§ **Written problem**: Can you filter the records below down to every line that contains the string "classifying", matching case exactly, and copy those lines?

# START OF Dataset excerpts

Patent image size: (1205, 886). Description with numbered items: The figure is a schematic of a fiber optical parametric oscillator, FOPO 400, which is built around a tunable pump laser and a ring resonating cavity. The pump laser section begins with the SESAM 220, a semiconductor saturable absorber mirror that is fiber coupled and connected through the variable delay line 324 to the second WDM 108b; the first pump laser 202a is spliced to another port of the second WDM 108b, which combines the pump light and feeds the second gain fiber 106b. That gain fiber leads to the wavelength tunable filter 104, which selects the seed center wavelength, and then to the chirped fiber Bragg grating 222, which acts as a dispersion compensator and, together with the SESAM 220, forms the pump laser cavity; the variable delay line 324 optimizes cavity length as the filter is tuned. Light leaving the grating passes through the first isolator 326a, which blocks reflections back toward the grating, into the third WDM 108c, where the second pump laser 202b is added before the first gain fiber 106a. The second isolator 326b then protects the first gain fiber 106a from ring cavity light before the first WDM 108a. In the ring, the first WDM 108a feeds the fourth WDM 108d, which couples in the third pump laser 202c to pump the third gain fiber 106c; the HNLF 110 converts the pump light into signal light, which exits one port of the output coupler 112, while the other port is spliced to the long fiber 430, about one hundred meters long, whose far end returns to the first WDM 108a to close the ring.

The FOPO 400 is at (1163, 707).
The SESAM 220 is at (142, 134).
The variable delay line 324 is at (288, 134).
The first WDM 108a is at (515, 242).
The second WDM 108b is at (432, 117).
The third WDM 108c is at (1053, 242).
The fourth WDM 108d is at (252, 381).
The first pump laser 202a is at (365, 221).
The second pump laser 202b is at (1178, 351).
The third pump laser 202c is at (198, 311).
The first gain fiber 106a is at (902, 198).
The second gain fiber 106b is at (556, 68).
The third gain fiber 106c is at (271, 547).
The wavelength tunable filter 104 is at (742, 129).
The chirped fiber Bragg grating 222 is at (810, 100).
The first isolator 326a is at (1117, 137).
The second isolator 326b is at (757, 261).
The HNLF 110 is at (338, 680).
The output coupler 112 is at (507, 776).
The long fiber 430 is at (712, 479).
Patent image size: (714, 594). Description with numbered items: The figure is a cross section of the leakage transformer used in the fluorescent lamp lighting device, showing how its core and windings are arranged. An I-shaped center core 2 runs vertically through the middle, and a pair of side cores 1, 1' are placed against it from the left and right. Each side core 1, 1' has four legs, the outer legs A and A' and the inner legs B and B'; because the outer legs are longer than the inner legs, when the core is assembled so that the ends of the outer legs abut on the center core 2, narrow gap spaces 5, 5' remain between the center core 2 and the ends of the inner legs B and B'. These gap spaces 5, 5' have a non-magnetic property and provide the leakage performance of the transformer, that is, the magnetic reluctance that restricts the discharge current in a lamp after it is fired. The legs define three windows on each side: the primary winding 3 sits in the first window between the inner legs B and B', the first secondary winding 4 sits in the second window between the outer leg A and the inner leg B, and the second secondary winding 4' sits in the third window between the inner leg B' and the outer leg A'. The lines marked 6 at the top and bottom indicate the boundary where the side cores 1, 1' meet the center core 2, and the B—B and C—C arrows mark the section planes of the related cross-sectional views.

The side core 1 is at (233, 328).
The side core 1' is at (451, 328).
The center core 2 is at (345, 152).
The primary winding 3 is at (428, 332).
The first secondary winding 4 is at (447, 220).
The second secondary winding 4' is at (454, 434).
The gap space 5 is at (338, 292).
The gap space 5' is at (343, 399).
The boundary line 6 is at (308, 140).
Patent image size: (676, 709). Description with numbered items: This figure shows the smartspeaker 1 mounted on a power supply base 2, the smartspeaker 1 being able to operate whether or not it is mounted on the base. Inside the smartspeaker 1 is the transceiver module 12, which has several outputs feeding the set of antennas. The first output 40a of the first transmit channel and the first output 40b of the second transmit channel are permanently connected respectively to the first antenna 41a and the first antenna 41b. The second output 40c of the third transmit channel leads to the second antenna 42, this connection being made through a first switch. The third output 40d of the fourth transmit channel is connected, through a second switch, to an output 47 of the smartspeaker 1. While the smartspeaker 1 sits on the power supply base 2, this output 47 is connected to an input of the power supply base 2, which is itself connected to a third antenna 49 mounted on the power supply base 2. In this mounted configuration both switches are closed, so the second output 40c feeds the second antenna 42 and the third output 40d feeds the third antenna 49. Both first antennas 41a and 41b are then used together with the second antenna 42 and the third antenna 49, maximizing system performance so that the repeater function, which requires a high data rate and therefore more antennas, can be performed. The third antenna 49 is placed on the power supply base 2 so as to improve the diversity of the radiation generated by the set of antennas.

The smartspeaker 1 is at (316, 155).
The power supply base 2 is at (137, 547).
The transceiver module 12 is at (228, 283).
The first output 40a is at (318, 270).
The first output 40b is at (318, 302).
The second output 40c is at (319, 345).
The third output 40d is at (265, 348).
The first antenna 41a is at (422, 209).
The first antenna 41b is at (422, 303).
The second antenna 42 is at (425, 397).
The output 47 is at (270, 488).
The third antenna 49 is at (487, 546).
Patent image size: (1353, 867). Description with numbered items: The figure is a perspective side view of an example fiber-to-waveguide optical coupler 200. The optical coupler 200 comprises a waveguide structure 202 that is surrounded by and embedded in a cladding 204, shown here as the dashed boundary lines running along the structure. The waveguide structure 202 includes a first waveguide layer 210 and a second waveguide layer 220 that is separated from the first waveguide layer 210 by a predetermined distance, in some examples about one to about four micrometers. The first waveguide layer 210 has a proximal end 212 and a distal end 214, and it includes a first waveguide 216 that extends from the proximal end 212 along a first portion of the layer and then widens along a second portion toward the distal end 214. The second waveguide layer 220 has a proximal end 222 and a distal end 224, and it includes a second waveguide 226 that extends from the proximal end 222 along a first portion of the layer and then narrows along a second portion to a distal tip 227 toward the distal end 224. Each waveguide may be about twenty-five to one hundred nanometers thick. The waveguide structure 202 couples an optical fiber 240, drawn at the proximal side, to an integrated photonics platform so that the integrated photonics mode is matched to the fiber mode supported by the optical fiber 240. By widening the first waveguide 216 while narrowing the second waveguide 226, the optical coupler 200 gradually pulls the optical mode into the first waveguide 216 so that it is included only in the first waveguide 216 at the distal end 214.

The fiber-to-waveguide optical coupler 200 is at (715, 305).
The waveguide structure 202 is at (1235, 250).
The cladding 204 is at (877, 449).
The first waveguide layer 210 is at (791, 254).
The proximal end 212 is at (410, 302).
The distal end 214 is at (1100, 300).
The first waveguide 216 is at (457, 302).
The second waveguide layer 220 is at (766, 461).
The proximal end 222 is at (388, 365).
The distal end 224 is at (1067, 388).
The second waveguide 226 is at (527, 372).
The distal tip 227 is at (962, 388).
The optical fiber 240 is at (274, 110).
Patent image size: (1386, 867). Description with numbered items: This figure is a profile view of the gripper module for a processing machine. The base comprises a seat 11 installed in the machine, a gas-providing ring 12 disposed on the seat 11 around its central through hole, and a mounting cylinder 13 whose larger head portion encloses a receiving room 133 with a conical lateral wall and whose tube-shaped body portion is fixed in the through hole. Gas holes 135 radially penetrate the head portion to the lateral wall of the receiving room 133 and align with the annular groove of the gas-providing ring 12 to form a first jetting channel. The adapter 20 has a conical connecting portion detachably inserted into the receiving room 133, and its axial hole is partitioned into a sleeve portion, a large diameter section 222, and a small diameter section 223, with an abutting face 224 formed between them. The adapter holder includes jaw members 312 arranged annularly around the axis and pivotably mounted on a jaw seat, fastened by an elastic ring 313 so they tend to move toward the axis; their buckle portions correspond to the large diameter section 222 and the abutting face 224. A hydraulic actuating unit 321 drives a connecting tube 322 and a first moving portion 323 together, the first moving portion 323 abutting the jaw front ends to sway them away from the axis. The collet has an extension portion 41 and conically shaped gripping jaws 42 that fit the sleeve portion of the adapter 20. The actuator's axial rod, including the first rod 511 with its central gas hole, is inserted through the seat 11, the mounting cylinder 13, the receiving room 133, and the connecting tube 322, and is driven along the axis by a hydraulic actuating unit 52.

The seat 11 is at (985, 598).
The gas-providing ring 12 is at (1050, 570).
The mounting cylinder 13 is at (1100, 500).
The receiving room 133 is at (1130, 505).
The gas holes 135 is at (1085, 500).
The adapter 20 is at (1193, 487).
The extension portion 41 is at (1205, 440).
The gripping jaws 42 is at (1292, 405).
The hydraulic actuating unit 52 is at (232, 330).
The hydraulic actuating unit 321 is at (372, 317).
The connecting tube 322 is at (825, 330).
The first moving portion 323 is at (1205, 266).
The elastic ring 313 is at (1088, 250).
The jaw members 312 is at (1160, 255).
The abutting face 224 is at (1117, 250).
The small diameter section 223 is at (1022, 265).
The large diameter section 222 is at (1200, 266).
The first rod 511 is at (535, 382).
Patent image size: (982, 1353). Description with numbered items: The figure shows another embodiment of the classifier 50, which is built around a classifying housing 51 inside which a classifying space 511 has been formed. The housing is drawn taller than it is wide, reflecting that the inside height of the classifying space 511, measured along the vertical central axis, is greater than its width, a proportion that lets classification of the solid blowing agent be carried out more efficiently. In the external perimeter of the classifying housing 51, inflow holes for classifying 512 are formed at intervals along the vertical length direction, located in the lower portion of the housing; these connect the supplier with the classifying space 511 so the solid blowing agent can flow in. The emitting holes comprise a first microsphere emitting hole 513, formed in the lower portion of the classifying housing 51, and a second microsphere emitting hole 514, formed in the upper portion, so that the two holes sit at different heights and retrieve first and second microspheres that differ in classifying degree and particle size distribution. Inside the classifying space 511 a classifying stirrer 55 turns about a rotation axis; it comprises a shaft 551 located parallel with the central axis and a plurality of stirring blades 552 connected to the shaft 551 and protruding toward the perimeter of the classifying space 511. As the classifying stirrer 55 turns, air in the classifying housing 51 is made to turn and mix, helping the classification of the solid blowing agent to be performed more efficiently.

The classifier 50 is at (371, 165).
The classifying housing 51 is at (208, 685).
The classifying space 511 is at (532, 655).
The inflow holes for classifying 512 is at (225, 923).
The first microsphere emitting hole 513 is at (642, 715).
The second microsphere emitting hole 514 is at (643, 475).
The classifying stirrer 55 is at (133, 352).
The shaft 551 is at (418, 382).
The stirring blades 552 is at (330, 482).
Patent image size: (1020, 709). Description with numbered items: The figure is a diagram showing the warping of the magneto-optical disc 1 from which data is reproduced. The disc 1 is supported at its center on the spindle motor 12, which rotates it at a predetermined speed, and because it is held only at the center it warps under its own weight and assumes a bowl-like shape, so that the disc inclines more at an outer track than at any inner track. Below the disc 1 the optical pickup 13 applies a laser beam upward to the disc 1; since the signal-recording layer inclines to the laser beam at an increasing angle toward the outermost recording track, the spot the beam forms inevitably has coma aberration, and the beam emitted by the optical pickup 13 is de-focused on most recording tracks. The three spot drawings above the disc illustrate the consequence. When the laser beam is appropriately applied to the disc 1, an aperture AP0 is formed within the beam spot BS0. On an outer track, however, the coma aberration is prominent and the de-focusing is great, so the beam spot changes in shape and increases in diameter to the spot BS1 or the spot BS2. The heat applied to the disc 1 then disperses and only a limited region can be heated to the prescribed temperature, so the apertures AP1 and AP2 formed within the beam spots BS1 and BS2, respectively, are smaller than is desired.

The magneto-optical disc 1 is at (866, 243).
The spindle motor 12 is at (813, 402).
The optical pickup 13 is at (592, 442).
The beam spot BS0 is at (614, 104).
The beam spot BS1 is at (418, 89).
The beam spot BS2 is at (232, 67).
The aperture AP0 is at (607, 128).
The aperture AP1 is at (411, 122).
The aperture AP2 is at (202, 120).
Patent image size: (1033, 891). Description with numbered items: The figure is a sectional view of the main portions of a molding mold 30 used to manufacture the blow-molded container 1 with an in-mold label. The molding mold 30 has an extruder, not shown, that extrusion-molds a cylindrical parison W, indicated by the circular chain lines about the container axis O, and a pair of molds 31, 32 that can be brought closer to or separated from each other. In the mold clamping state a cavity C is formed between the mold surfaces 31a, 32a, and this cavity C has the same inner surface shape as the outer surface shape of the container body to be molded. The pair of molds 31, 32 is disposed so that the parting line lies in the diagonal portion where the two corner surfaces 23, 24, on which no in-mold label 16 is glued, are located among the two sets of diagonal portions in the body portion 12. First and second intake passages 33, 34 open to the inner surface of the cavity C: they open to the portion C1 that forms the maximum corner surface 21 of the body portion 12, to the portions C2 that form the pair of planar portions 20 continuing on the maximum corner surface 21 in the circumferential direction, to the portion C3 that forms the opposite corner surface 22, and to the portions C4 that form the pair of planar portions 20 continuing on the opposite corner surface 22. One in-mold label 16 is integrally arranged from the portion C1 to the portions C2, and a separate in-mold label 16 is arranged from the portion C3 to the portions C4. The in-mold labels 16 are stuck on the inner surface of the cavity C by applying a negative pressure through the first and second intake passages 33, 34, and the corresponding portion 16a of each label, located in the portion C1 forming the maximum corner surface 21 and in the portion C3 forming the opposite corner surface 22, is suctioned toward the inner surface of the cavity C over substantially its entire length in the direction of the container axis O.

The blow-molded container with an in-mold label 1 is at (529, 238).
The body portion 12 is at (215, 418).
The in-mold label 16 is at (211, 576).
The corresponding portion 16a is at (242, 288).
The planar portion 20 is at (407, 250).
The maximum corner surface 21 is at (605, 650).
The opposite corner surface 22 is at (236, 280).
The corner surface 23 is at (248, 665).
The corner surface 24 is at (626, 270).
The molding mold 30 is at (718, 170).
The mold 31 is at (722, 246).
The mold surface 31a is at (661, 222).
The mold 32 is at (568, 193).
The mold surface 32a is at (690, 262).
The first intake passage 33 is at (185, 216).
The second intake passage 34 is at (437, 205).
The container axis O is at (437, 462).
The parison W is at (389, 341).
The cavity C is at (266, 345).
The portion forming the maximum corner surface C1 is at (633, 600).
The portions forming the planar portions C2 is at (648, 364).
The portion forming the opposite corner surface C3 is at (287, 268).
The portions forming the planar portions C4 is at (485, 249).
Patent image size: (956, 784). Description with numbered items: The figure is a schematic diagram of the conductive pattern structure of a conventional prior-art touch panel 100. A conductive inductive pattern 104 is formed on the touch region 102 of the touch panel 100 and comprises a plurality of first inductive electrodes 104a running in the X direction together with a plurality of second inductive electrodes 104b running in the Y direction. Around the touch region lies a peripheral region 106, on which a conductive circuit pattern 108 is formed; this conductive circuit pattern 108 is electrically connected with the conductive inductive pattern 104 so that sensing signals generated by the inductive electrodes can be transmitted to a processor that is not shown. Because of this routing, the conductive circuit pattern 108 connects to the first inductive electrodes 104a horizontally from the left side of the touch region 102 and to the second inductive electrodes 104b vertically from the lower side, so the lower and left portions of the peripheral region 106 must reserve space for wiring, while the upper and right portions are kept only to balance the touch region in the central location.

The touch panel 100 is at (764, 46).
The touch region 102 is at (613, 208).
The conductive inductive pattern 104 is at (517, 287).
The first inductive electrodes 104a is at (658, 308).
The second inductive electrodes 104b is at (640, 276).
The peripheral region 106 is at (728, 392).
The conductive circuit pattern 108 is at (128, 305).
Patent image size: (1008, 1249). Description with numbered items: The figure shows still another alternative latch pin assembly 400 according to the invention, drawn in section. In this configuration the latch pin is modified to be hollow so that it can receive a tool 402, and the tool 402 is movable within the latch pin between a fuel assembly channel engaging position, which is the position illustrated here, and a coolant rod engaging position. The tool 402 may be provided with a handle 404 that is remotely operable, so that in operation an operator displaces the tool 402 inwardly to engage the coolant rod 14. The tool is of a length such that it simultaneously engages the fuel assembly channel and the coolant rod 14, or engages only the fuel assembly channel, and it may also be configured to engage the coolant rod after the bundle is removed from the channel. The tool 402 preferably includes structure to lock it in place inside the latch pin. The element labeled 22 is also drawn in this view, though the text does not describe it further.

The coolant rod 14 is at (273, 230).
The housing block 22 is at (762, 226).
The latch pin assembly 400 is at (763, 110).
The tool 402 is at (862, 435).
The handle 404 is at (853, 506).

# END OF Dataset excerpts

§ **Exercise output**:
Patent image size: (982, 1353). Description with numbered items: The figure shows another embodiment of the classifier 50, which is built around a classifying housing 51 inside which a classifying space 511 has been formed. The housing is drawn taller than it is wide, reflecting that the inside height of the classifying space 511, measured along the vertical central axis, is greater than its width, a proportion that lets classification of the solid blowing agent be carried out more efficiently. In the external perimeter of the classifying housing 51, inflow holes for classifying 512 are formed at intervals along the vertical length direction, located in the lower portion of the housing; these connect the supplier with the classifying space 511 so the solid blowing agent can flow in. The emitting holes comprise a first microsphere emitting hole 513, formed in the lower portion of the classifying housing 51, and a second microsphere emitting hole 514, formed in the upper portion, so that the two holes sit at different heights and retrieve first and second microspheres that differ in classifying degree and particle size distribution. Inside the classifying space 511 a classifying stirrer 55 turns about a rotation axis; it comprises a shaft 551 located parallel with the central axis and a plurality of stirring blades 552 connected to the shaft 551 and protruding toward the perimeter of the classifying space 511. As the classifying stirrer 55 turns, air in the classifying housing 51 is made to turn and mix, helping the classification of the solid blowing agent to be performed more efficiently.
The classifying housing 51 is at (208, 685).
The classifying space 511 is at (532, 655).
The inflow holes for classifying 512 is at (225, 923).
The classifying stirrer 55 is at (133, 352).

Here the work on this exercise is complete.